Texto a ser apreciado pelo Senado garante alíquota reduzida para macarrão instantâneo, pão de forma, extrato de tomate, pizzas, salgadinhos e refeições congeladas. Além disso, categorias amplas de tributação dão margem a manobras

Quando chegarem ao fim as eleições e a onda de lacração, xingamentos e cadeiradas, o Senado terá de juntar os cacos e apreciar a reforma tributária. Caberá aos integrantes da Casa decidir se mantêm as reduções de impostos para ultraprocessados garantidas pelo governo Lula e pela Câmara dos Deputados.

### Enunciado 1
Por favor, transcreva o trecho do texto sobre a reforma tributária que vai de "Texto a ser" até "Câmara dos Deputados.".
### Enunciado 2
Resuma em duas frases o texto sobre a reforma tributária.
### Enunciado 3
Dê prosseguimento ao texto sobre a reforma tributária a partir do ponto em que ele termina.
A listagem não tem nenhum papel aqui.

### Material extraído
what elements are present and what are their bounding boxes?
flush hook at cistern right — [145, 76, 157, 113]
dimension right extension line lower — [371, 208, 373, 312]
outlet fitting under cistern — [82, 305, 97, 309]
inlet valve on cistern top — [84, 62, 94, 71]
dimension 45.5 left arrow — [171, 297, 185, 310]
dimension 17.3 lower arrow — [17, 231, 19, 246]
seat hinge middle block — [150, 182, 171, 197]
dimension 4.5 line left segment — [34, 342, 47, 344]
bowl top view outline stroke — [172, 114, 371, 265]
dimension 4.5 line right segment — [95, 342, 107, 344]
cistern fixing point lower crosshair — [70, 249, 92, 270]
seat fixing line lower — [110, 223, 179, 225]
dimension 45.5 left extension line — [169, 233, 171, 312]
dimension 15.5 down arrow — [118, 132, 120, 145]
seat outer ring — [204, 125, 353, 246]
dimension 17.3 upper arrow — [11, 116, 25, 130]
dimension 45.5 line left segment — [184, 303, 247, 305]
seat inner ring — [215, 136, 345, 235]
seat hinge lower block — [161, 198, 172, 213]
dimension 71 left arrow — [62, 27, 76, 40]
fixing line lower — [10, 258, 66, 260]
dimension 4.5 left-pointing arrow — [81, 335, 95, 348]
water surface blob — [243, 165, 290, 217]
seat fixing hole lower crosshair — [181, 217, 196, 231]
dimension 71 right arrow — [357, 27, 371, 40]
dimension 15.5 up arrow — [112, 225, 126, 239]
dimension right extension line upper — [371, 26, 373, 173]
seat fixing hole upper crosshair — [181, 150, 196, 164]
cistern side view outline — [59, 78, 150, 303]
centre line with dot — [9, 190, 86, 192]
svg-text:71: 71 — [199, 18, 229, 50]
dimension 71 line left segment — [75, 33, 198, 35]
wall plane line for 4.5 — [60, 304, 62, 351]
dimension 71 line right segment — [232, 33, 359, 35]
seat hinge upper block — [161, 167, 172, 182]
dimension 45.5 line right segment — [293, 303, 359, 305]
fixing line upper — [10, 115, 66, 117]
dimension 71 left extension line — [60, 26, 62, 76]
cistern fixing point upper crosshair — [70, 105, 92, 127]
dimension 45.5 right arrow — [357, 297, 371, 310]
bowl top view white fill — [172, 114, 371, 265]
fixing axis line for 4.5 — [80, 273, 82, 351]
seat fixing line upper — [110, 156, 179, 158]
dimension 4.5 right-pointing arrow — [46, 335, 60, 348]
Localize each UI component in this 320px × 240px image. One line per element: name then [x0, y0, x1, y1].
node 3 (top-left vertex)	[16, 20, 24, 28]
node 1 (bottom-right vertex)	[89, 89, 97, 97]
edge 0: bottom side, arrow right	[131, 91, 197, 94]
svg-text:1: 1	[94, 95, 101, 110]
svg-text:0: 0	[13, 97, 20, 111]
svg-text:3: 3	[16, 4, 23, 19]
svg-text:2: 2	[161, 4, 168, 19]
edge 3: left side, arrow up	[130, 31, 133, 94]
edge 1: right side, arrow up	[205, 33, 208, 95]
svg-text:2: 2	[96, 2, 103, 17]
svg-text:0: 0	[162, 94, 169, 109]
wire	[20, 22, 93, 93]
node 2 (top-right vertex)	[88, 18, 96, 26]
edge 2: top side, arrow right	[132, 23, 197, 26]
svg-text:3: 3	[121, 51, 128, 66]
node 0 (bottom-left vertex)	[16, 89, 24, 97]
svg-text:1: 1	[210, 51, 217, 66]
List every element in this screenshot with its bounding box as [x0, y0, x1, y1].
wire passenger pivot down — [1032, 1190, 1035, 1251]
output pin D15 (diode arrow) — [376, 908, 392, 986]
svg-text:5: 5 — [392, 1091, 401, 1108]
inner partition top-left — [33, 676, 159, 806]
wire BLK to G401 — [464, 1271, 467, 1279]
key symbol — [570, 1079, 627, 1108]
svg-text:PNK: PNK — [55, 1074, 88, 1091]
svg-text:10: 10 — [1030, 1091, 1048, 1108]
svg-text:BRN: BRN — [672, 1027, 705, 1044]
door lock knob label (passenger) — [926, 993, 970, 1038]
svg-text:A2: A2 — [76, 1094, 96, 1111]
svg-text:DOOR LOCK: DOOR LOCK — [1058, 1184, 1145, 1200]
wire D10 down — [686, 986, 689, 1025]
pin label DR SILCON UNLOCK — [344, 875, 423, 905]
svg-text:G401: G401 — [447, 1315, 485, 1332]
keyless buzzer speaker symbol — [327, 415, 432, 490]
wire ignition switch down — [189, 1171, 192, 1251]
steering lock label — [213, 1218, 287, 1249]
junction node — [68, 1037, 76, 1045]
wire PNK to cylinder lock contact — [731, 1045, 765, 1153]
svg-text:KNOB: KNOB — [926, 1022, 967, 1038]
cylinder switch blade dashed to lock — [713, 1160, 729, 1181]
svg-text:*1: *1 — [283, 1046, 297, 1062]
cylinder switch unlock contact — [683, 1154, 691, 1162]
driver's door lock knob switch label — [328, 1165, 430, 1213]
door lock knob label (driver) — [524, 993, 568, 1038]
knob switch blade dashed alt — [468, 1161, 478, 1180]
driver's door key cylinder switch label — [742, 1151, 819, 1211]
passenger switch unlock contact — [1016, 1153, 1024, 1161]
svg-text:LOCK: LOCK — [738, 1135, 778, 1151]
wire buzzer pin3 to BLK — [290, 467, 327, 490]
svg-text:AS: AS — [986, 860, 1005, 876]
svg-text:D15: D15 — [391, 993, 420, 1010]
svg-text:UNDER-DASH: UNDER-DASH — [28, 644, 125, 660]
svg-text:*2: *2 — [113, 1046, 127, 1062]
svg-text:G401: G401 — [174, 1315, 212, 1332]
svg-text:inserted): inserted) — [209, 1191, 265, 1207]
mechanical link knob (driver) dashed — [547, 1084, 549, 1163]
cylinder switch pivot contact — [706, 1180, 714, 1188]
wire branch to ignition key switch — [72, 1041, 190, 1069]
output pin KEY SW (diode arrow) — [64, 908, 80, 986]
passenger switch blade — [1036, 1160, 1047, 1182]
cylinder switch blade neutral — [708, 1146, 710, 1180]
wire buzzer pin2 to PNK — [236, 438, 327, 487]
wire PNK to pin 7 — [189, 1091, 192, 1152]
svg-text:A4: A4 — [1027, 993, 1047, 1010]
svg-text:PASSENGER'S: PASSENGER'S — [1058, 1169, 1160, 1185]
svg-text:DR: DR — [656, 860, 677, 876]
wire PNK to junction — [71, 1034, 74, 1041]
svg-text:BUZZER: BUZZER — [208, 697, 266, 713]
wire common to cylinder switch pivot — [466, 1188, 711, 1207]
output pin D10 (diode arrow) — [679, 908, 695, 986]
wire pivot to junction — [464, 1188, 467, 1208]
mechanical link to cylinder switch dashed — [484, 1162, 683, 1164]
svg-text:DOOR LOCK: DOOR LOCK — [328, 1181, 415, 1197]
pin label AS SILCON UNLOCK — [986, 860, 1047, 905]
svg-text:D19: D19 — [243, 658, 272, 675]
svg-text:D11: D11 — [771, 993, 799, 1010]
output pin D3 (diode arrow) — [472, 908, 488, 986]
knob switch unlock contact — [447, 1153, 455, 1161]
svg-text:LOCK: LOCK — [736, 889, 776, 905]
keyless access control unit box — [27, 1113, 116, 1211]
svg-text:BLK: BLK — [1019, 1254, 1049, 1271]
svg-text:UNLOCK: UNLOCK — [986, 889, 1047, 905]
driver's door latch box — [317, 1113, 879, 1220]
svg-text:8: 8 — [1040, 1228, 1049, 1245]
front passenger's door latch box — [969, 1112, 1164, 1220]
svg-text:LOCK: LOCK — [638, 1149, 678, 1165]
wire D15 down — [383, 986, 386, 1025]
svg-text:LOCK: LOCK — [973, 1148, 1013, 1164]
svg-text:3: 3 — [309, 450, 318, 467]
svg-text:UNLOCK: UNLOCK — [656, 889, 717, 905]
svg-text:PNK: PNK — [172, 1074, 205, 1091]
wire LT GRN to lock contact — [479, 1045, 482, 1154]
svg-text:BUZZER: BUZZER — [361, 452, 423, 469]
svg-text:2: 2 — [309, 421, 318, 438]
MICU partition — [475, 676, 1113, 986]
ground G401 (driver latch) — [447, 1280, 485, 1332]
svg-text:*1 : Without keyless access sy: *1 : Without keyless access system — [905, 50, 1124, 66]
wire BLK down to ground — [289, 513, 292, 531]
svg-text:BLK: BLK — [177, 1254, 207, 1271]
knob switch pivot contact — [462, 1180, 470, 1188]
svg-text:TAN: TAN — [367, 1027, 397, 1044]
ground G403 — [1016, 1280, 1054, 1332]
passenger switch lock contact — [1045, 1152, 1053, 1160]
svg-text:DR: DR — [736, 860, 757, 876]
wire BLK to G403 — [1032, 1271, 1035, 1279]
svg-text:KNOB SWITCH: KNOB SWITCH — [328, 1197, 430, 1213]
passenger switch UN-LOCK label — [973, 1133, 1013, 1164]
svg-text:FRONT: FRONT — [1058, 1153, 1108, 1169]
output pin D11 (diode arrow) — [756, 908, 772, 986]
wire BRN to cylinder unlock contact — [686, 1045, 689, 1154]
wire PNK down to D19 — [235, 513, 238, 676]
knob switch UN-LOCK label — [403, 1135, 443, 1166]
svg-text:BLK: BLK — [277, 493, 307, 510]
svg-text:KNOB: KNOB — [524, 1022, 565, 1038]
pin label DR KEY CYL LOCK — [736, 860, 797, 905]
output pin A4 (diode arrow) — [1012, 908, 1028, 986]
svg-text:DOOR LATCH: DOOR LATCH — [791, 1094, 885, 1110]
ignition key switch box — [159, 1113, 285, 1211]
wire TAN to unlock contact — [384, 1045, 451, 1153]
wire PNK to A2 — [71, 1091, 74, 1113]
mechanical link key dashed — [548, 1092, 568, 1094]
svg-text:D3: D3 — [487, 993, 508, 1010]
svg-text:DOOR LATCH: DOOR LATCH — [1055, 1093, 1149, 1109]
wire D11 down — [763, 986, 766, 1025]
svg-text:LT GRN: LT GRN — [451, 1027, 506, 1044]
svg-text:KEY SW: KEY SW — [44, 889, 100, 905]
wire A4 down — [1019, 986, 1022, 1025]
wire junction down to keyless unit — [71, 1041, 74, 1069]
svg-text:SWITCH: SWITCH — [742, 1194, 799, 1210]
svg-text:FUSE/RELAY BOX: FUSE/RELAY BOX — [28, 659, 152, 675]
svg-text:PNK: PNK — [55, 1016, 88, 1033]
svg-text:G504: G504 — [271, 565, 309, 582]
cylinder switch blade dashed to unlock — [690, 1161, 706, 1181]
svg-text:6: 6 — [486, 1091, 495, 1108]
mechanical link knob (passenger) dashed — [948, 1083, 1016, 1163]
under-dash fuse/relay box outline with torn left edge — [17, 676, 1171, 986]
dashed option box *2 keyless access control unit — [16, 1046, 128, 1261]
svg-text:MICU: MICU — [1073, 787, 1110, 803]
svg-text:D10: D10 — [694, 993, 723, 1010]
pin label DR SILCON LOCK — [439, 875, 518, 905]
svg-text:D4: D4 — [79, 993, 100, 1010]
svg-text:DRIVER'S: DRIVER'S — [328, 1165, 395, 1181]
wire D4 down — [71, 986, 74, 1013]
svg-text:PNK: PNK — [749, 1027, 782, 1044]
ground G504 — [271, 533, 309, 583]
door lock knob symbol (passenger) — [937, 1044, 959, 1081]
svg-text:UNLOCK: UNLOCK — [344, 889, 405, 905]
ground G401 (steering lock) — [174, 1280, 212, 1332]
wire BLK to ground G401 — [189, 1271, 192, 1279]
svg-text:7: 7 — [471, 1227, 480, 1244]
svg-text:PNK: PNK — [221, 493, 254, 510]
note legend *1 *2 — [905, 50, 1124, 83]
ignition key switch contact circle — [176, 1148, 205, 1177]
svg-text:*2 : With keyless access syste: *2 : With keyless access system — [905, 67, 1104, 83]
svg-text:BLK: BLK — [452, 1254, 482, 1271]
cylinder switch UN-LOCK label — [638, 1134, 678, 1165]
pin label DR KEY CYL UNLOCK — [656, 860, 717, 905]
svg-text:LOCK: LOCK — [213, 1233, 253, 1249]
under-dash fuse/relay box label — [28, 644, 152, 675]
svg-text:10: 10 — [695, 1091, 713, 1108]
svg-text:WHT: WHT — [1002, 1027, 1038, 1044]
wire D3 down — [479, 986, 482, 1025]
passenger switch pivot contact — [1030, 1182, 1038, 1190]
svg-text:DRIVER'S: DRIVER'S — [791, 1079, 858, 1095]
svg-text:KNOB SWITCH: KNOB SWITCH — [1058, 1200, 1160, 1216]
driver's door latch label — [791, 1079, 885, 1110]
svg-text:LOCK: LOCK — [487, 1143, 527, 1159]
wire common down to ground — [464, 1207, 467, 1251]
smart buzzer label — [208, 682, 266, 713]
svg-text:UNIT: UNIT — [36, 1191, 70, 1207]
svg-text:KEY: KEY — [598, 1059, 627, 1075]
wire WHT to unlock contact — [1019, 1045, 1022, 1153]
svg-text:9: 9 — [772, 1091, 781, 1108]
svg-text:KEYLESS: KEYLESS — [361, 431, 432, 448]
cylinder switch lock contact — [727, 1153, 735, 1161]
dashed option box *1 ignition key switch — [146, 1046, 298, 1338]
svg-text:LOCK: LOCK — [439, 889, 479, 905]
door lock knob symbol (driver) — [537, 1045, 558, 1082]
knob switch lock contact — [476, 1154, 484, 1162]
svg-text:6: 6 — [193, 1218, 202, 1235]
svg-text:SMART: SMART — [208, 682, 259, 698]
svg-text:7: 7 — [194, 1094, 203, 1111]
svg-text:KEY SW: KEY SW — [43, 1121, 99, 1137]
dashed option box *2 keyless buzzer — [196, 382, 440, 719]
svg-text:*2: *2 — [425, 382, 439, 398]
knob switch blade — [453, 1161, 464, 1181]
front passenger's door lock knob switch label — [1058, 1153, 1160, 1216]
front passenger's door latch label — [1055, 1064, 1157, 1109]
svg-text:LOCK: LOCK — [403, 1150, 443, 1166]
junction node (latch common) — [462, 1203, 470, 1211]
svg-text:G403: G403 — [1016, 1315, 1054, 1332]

### Resposta 1
Texto a ser apreciado pelo Senado garante alíquota reduzida para macarrão instantâneo, pão de forma, extrato de tomate, pizzas, salgadinhos e refeições congeladas. Além disso, categorias amplas de tributação dão margem a manobras

Quando chegarem ao fim as eleições e a onda de lacração, xingamentos e cadeiradas, o Senado terá de juntar os cacos e apreciar a reforma tributária. Caberá aos integrantes da Casa decidir se mantêm as reduções de impostos para ultraprocessados garantidas pelo governo Lula e pela Câmara dos Deputados.

### Resposta 2
O texto a ser apreciado pelo Senado garante alíquota reduzida para produtos como macarrão instantâneo, pão de forma, pizzas, salgadinhos e refeições congeladas, e suas categorias amplas de tributação dão margem a manobras. Passadas as eleições, caberá aos senadores decidir se mantêm essas reduções de impostos para ultraprocessados garantidas pelo governo Lula e pela Câmara dos Deputados.

### Resposta 3
Até aqui, o texto prevê redução de imposto de 60% para refeições congeladas, macarrões instantâneos, extrato de tomate e pães de forma. Com exceção dos pães, esses ultraprocessados não estão explicitamente descritos no texto final, mas a classificação fiscal destes produtos os torna aptos à alíquota reduzida. A tramitação do Projeto de Lei Complementar 68/24, que regulamenta a reforma, ainda passará por votação no Senado e deve sofrer alterações.

A lista dos contemplados com isenção total ou parcial de imposto é, na maioria dos casos, acompanhada pelo código da Nomenclatura Comum do Mercosul (NCM). Todas as mercadorias vendidas no país precisam se enquadrar em um desses códigos, que determinam o valor da alíquota de vários impostos (futuramente extintos pelo imposto único criado pela Reforma Tributária). 

As massas alimentícias que terão imposto reduzido correspondem aos códigos 1902.20.00 e 1902.30.00 – que já estavam previstos no texto inicial enviado pelo Ministério da Fazenda para apreciação do Congresso.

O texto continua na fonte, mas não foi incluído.